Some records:
☆ ☆ ☆ ☆ ☆

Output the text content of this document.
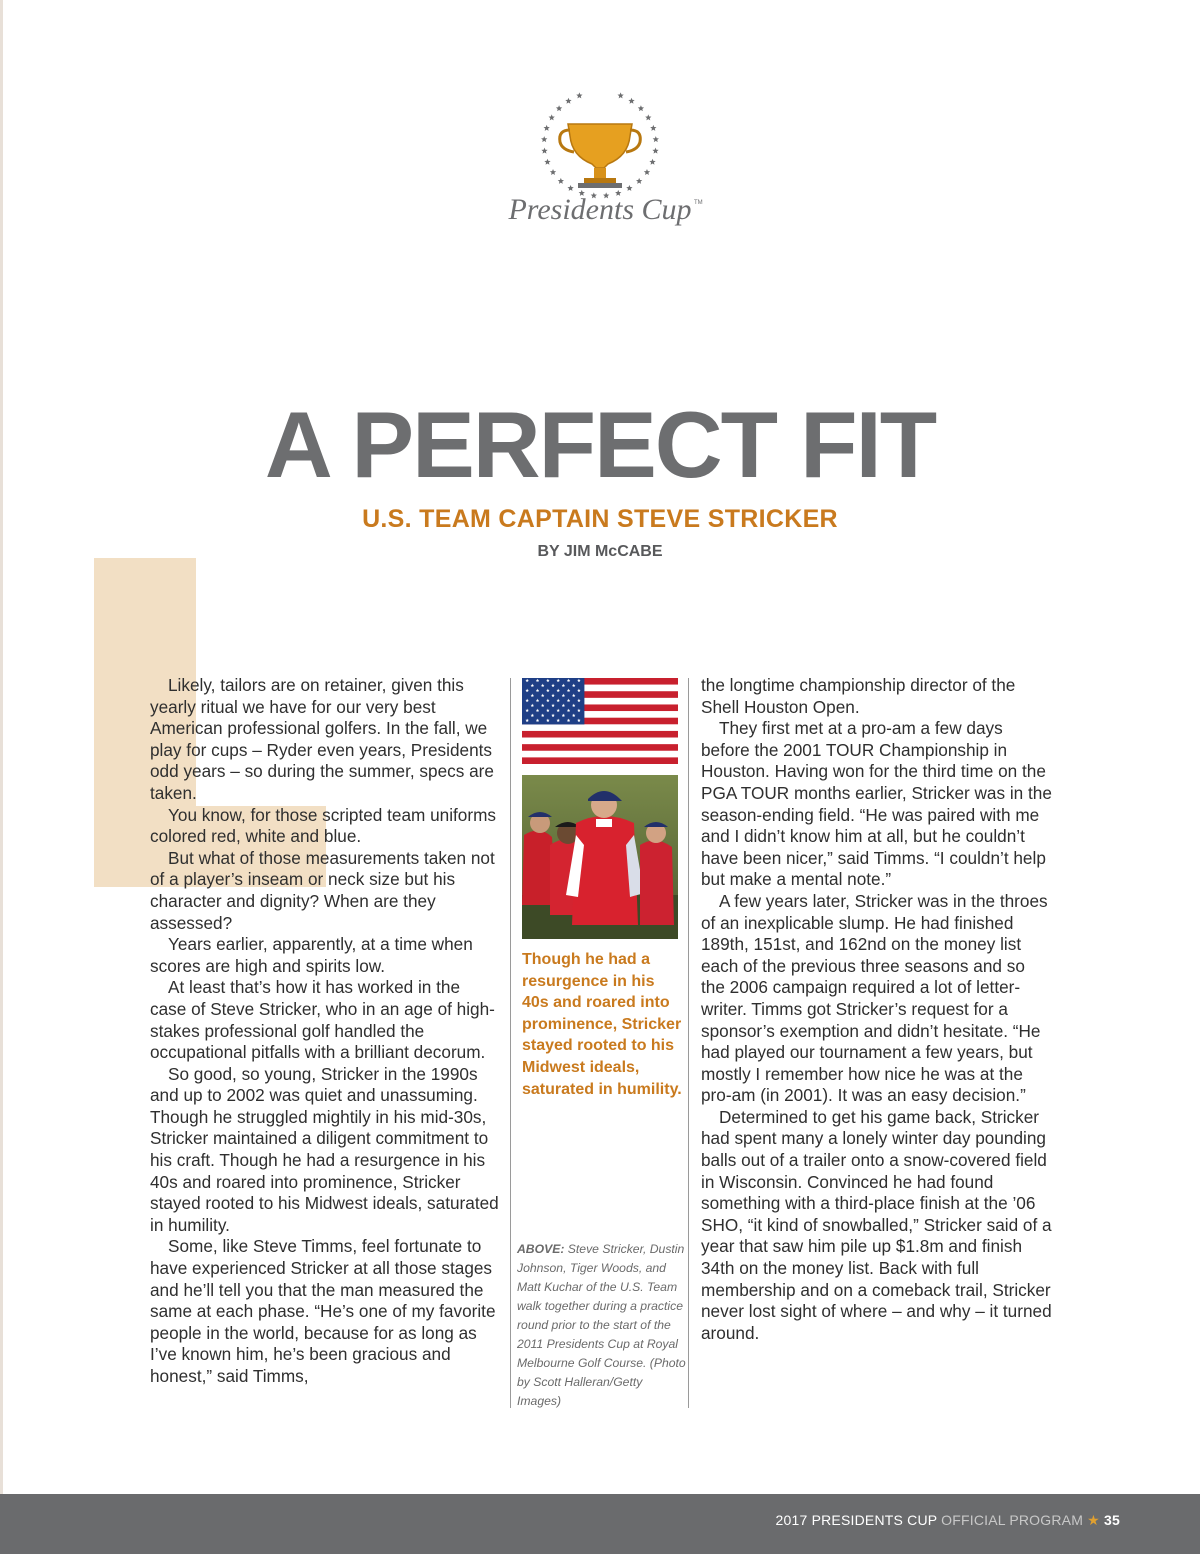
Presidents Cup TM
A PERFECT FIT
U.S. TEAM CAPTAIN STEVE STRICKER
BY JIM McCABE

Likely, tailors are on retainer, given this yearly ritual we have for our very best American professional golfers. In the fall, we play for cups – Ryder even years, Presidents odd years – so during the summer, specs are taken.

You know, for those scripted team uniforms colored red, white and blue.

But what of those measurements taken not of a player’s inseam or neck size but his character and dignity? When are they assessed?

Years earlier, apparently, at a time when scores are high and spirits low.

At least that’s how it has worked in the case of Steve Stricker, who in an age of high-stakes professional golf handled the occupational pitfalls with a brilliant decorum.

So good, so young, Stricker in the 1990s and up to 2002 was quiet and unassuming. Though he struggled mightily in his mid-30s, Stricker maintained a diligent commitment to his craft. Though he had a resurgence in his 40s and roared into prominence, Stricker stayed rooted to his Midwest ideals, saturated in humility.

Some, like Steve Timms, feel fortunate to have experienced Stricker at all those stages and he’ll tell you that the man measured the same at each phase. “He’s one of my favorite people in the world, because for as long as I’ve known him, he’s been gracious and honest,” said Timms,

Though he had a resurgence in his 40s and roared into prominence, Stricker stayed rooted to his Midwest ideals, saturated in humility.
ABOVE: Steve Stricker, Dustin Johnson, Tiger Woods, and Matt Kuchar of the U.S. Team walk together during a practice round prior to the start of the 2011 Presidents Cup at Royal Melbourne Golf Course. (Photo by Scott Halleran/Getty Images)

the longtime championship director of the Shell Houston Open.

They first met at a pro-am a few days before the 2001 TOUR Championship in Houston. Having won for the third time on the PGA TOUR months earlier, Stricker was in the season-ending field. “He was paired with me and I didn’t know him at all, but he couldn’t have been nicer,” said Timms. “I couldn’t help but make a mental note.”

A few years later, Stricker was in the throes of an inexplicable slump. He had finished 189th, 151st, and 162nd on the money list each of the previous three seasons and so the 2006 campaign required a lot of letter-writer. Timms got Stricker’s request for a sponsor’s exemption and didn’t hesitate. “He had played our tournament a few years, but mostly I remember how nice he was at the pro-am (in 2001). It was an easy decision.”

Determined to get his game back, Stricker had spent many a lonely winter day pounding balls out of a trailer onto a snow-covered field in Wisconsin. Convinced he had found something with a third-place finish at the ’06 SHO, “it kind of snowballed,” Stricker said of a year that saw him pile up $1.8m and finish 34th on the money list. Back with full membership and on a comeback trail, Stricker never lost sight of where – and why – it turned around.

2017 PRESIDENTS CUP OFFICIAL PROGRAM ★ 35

☆ ☆ ☆ ☆ ☆

* [WHAT TO DO]: On how many lines does the word "rooted" appear? Answer with only the number.

* [THE REPLY]: 2